— BEGIN Page text —
Cue the solution (scientists get to work on this): Meth with birth control included. This would be legal meth. Regular meth - still illegal. Birth Control Meth - totally legal. So you can do meth if you want but only with the BC component. It'd be super cheap too because it would be legal. Destroy your own life but don't bring another into the world and destroy it too. I'm sure some super smart guys/gals could come up with a way to make the birth control aspect last at least a year after last use. That way if a person really does get his/her life cleaned up they can have children once they've been off the drugs for awhile.
I know this is so much wishful thinking and it's not that simple. But I see kids being destroyed every day with this drug. Living in houses heated by the oven being on and using buckets as toilets. A 6 year old who is not potty trained. And recently, a meth addict who left her 4 year old, 18 month old, and 6 week old alone in the bathtub. You can guess what happened. The 4 year old and 18 month old tested positive for meth after removal from the home; the 6 week old's body also tested positive at the time of her autopsy.
Our solution may seem halfway lighthearted but behind it is the truth: these kids never have a chance because addiction makes the addict a wholly selfish person focused only on the need for drugs and unable to give a child what he/she needs. When I was pregnant with my children I felt guilty for not eating very healthily and having caffeine too often - as I've often said I'm not one of those perfect women who eats organic perfectly balanced meals and gives up all indulgence while pregnant. But when push comes to shove, my kids come first. I find it unfathomably sad that so many children are born with drugs in their systems and that they grow up in this environment. Especially when I know so many families struggle with fertility and would give anything for the privilege of being a parent.
I meant this to be a kind of funny post but it took a bit of a dark turn. I guess joking about meth addiction only takes you so far when you start thinking about the real innocents affected by it.
Sunday, June 19, 2016
1st Confession - I am a Terrible Parent
Yes, I give my 2 year old Gatorade. I put on Paw Patrol or Cars just to get some peace of mind. And I bribe my child on a regular basis with new cars (hot wheels). He probably has 200 of them. So just a heads up, this will not be a preachy parent blog or a holier than thou blog. I do not do Pinterest because I would fail. Every time. No joke.
I very regularly feed my child mac and cheese and very rarely get him to eat veggies. Hell, I don't eat veggies so meh. I also haven't lost the baby weight and eat crap all day long. I blame it on breastfeeding. Yeah, about breastfeeding - I don't do it because it's "SO GOOD for your baby." I do it because it's cheaper than formula. And yes, that equation only works if you consider the time involved and having to be the one on call for boob time 24/7 as not worth anything but let's be honest, moms out there: we are always last. You know what I mean. I'm not trying to complain but one of the greatest parts about going back to work after my first child was getting to eat my food while it was hot. And without anyone whining at me, throwing things on the floor, or trying to lick the table. Of course, I am that mom that then whips out the iParent (as one friend called it). My 2 year old has known how to open YouTube and put on "race car videos" for ages. He completely zones out and I get 10 (oh who am I kidding - it's more like 20) minutes to eat.
— END Page text —
▸ Prompt 1:
Answer these questions about the parenting blog text.
(a) Which three children did the meth addict leave alone in the bathtub?
(b) What date appears above the heading "1st Confession - I am a Terrible Parent"?
(c) Why does the writer say she breastfeeds?
— BEGIN Records provided —
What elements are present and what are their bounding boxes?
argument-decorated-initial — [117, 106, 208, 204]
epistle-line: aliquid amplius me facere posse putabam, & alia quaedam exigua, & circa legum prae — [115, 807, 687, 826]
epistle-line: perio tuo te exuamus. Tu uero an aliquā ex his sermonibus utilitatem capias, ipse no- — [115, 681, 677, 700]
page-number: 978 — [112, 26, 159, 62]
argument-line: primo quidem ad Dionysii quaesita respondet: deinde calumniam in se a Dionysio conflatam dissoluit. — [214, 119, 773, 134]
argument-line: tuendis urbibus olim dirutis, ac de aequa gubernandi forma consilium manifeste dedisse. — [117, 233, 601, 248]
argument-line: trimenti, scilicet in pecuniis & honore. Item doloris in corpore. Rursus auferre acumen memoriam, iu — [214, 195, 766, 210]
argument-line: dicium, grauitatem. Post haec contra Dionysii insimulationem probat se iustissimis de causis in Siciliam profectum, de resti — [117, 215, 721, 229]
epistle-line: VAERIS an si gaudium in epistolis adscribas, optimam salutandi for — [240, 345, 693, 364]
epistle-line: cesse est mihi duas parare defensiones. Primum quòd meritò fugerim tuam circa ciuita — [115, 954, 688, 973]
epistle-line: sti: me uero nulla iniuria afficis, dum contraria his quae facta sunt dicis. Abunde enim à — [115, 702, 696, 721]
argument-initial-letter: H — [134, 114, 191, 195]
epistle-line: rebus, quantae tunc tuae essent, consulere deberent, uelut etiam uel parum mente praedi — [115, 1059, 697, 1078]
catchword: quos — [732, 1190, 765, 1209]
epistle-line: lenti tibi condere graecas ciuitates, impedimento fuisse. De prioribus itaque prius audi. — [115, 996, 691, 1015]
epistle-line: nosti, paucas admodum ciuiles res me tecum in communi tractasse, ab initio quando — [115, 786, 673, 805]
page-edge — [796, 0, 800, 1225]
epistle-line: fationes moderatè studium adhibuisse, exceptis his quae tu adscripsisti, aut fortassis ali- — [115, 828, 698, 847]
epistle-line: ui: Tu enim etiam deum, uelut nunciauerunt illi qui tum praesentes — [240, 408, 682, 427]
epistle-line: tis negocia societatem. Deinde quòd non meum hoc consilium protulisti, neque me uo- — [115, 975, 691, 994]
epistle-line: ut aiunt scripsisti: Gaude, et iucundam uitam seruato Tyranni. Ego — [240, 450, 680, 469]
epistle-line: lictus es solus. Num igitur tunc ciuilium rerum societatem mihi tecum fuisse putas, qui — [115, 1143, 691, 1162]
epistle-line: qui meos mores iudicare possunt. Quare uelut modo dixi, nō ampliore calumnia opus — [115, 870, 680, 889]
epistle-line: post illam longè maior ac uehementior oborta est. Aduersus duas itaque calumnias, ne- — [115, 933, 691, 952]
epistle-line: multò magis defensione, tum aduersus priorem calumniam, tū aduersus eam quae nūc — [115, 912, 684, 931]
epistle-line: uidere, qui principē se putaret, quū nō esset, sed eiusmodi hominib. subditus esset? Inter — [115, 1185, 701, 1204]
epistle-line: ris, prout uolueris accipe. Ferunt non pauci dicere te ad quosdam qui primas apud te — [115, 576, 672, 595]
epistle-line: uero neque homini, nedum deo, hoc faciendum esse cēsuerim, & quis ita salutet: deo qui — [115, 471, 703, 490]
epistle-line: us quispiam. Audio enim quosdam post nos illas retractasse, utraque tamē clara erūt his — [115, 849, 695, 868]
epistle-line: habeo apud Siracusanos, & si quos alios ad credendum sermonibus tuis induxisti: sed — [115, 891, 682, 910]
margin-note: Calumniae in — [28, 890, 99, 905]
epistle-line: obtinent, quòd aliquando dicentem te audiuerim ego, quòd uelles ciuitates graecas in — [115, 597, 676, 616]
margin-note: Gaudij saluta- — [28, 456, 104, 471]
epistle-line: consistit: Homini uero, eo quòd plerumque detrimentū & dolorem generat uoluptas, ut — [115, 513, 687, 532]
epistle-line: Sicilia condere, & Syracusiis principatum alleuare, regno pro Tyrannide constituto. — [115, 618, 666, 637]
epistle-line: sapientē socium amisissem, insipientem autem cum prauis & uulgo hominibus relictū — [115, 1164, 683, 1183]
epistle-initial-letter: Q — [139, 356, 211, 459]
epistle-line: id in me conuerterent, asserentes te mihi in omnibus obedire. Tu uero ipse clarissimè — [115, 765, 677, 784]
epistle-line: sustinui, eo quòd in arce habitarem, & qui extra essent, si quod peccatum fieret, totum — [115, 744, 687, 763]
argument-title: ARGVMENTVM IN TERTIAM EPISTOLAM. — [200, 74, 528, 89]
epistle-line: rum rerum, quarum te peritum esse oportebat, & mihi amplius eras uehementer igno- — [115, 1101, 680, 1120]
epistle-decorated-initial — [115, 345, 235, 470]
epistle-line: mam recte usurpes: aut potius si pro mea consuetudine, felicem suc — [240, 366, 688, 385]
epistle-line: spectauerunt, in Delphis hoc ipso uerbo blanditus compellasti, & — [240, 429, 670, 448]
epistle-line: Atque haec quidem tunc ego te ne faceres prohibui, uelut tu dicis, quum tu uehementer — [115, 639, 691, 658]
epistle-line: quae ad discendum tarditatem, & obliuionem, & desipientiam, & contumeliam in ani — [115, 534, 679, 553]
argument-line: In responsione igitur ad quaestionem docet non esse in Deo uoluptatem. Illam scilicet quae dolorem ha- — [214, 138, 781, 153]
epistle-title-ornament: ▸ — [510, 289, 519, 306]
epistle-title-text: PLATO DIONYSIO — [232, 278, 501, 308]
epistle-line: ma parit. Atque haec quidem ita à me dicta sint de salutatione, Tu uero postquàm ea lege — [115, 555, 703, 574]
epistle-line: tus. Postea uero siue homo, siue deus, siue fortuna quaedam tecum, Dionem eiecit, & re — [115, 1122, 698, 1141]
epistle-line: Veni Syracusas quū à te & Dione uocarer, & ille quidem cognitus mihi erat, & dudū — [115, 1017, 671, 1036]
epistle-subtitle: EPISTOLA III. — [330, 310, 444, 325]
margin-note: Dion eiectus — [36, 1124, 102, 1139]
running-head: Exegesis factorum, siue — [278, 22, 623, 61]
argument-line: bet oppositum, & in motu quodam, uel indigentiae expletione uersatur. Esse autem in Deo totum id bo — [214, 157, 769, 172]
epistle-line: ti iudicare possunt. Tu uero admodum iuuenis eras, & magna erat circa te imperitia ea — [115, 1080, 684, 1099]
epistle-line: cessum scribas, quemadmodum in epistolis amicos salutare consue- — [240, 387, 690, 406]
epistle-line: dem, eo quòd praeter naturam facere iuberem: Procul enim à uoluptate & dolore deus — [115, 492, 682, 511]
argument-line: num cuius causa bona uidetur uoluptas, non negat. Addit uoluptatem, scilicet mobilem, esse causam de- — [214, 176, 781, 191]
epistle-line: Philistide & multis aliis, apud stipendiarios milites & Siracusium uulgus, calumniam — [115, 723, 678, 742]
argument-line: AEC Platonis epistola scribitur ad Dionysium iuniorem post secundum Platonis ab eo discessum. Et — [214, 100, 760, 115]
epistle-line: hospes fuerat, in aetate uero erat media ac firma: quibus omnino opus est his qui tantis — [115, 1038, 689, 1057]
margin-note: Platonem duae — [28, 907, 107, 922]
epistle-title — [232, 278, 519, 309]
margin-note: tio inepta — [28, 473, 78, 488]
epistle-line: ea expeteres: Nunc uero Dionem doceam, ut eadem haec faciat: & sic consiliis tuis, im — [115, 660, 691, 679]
— END Records provided —
▸ Prompt 2: In the entries, quote everything from the first line through the line containing "argument-line: primo quidem", inclusive.

▸ Written reply 1:
(a) Her 4-year-old, her 18-month-old and her 6-week-old.
(b) Sunday, June 19, 2016.
(c) Because it's cheaper than formula.

▸ Written reply 2:
What elements are present and what are their bounding boxes?
argument-decorated-initial — [117, 106, 208, 204]
epistle-line: aliquid amplius me facere posse putabam, & alia quaedam exigua, & circa legum prae — [115, 807, 687, 826]
epistle-line: perio tuo te exuamus. Tu uero an aliquā ex his sermonibus utilitatem capias, ipse no- — [115, 681, 677, 700]
page-number: 978 — [112, 26, 159, 62]
argument-line: primo quidem ad Dionysii quaesita respondet: deinde calumniam in se a Dionysio conflatam dissoluit. — [214, 119, 773, 134]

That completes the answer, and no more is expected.